Set the pictures aside and set down only the lines from the line holding "Enumerate this chart's" through the end of the entries below, ends included.

Data records:
__________________________________________________

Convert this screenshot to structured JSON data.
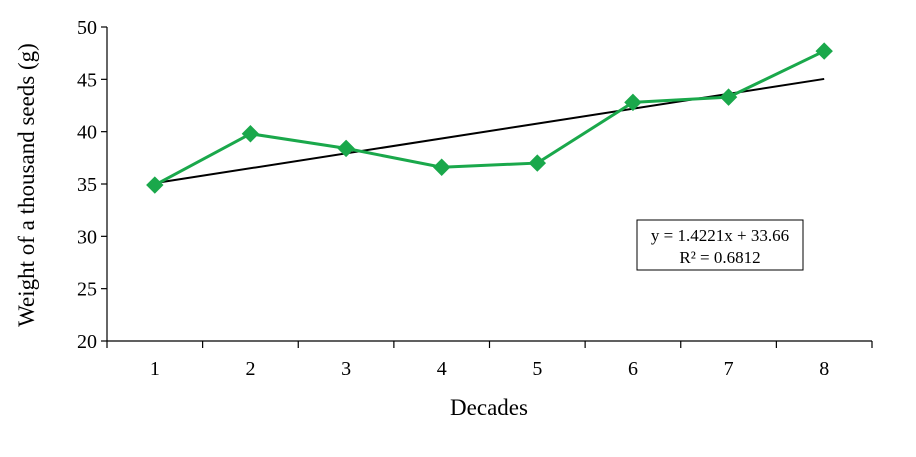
{
  "chart_data": {
    "type": "line",
    "xlabel": "Decades",
    "ylabel": "Weight of a thousand seeds (g)",
    "categories": [
      "1",
      "2",
      "3",
      "4",
      "5",
      "6",
      "7",
      "8"
    ],
    "x": [
      1,
      2,
      3,
      4,
      5,
      6,
      7,
      8
    ],
    "series": [
      {
        "values": [
          34.9,
          39.8,
          38.4,
          36.6,
          37.0,
          42.8,
          43.3,
          47.7
        ],
        "color": "#1aa84b",
        "marker": "diamond"
      }
    ],
    "trendline": {
      "slope": 1.4221,
      "intercept": 33.66,
      "color": "#000000",
      "equation": "y = 1.4221x + 33.66",
      "r_squared": "R² = 0.6812"
    },
    "ylim": [
      20,
      50
    ],
    "yticks": [
      20,
      25,
      30,
      35,
      40,
      45,
      50
    ],
    "grid": false,
    "legend": "none"
  }
}
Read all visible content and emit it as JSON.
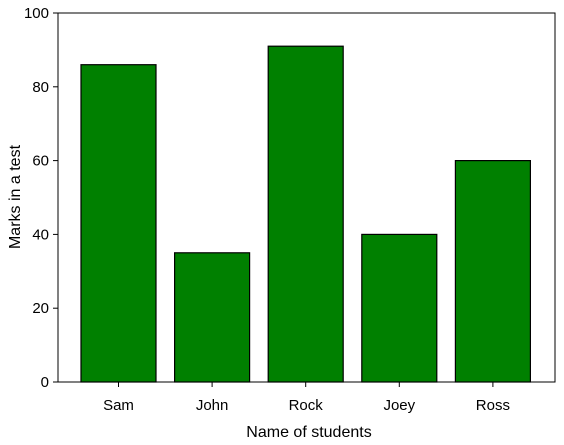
{
  "chart_data": {
    "type": "bar",
    "categories": [
      "Sam",
      "John",
      "Rock",
      "Joey",
      "Ross"
    ],
    "values": [
      86,
      35,
      91,
      40,
      60
    ],
    "xlabel": "Name of students",
    "ylabel": "Marks in a test",
    "ylim": [
      0,
      100
    ],
    "yticks": [
      0,
      20,
      40,
      60,
      80,
      100
    ],
    "grid": false,
    "bar_color": "#008000",
    "edge_color": "#000000"
  }
}
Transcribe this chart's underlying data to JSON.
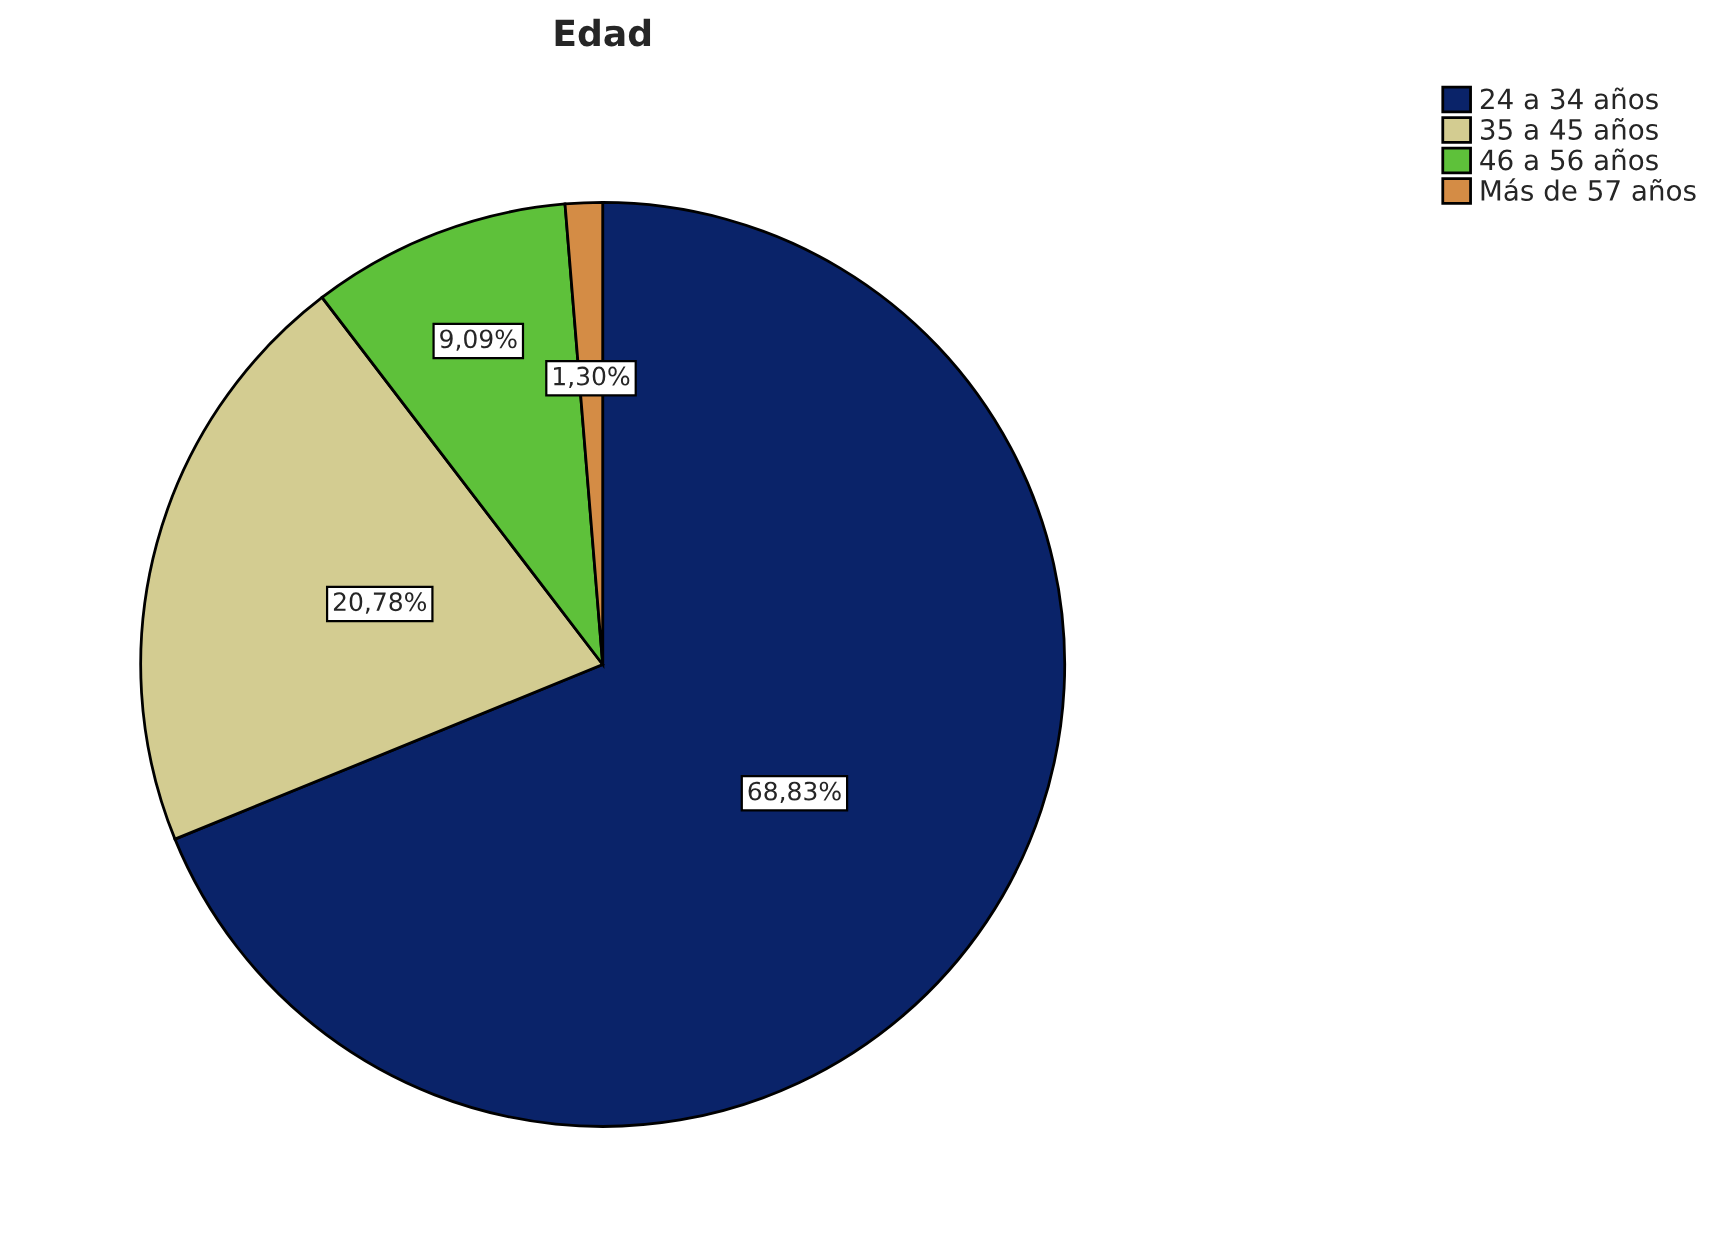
{
  "chart_data": {
    "type": "pie",
    "title": "Edad",
    "categories": [
      "24 a 34 años",
      "35 a 45 años",
      "46 a 56 años",
      "Más de 57 años"
    ],
    "values": [
      68.83,
      20.78,
      9.09,
      1.3
    ],
    "colors": [
      "#0a2369",
      "#d3cc91",
      "#5ec13a",
      "#d48c45"
    ],
    "value_labels": [
      "68,83%",
      "20,78%",
      "9,09%",
      "1,30%"
    ],
    "legend": "top right"
  }
}
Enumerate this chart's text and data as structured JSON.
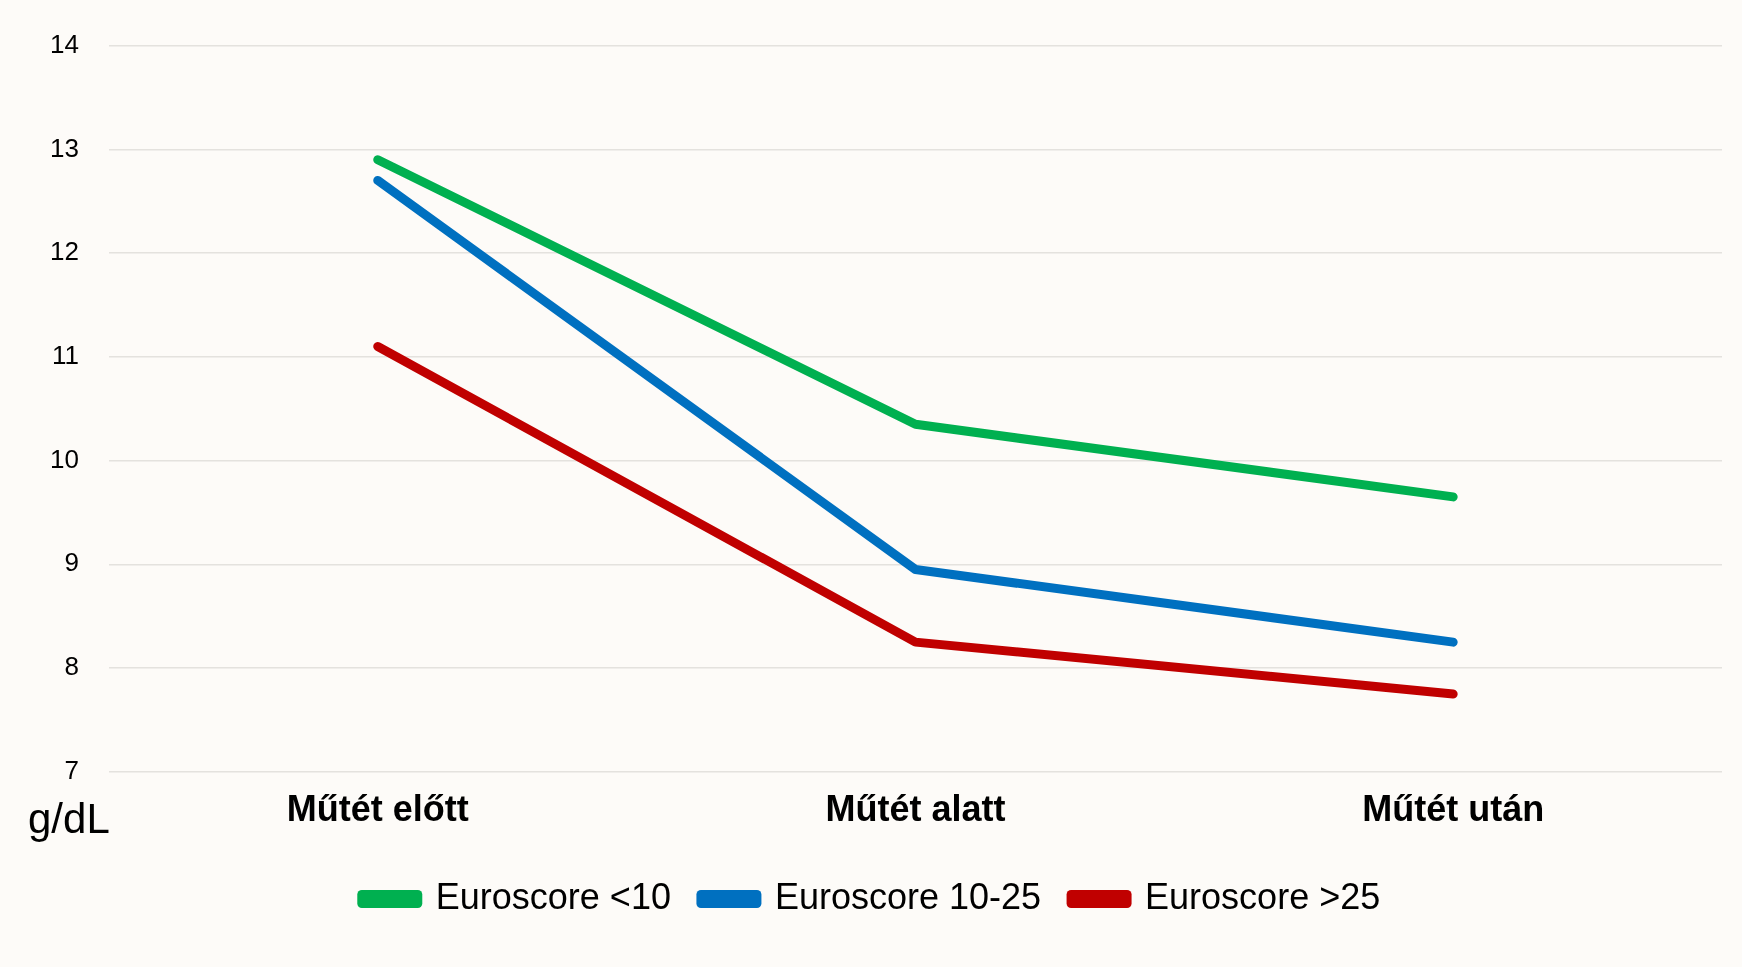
{
  "chart_data": {
    "type": "line",
    "ylabel": "g/dL",
    "categories": [
      "Műtét előtt",
      "Műtét alatt",
      "Műtét után"
    ],
    "series": [
      {
        "name": "Euroscore <10",
        "color": "#00b050",
        "values": [
          12.9,
          10.35,
          9.65
        ]
      },
      {
        "name": "Euroscore 10-25",
        "color": "#0070c0",
        "values": [
          12.7,
          8.95,
          8.25
        ]
      },
      {
        "name": "Euroscore >25",
        "color": "#c00000",
        "values": [
          11.1,
          8.25,
          7.75
        ]
      }
    ],
    "ylim": [
      7,
      14
    ],
    "yticks": [
      7,
      8,
      9,
      10,
      11,
      12,
      13,
      14
    ],
    "grid": "y",
    "legend": "bottom",
    "marker": "none",
    "line_style": "solid"
  }
}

__________________________________________________

### Output of the task
Enumerate this chart's text and data as structured JSON.
{
  "chart_data": {
    "type": "line",
    "ylabel": "g/dL",
    "categories": [
      "Műtét előtt",
      "Műtét alatt",
      "Műtét után"
    ],
    "series": [
      {
        "name": "Euroscore <10",
        "color": "#00b050",
        "values": [
          12.9,
          10.35,
          9.65
        ]
      },
      {
        "name": "Euroscore 10-25",
        "color": "#0070c0",
        "values": [
          12.7,
          8.95,
          8.25
        ]
      },
      {
        "name": "Euroscore >25",
        "color": "#c00000",
        "values": [
          11.1,
          8.25,
          7.75
        ]
      }
    ],
    "ylim": [
      7,
      14
    ],
    "yticks": [
      7,
      8,
      9,
      10,
      11,
      12,
      13,
      14
    ],
    "grid": "y",
    "legend": "bottom",
    "marker": "none",
    "line_style": "solid"
  }
}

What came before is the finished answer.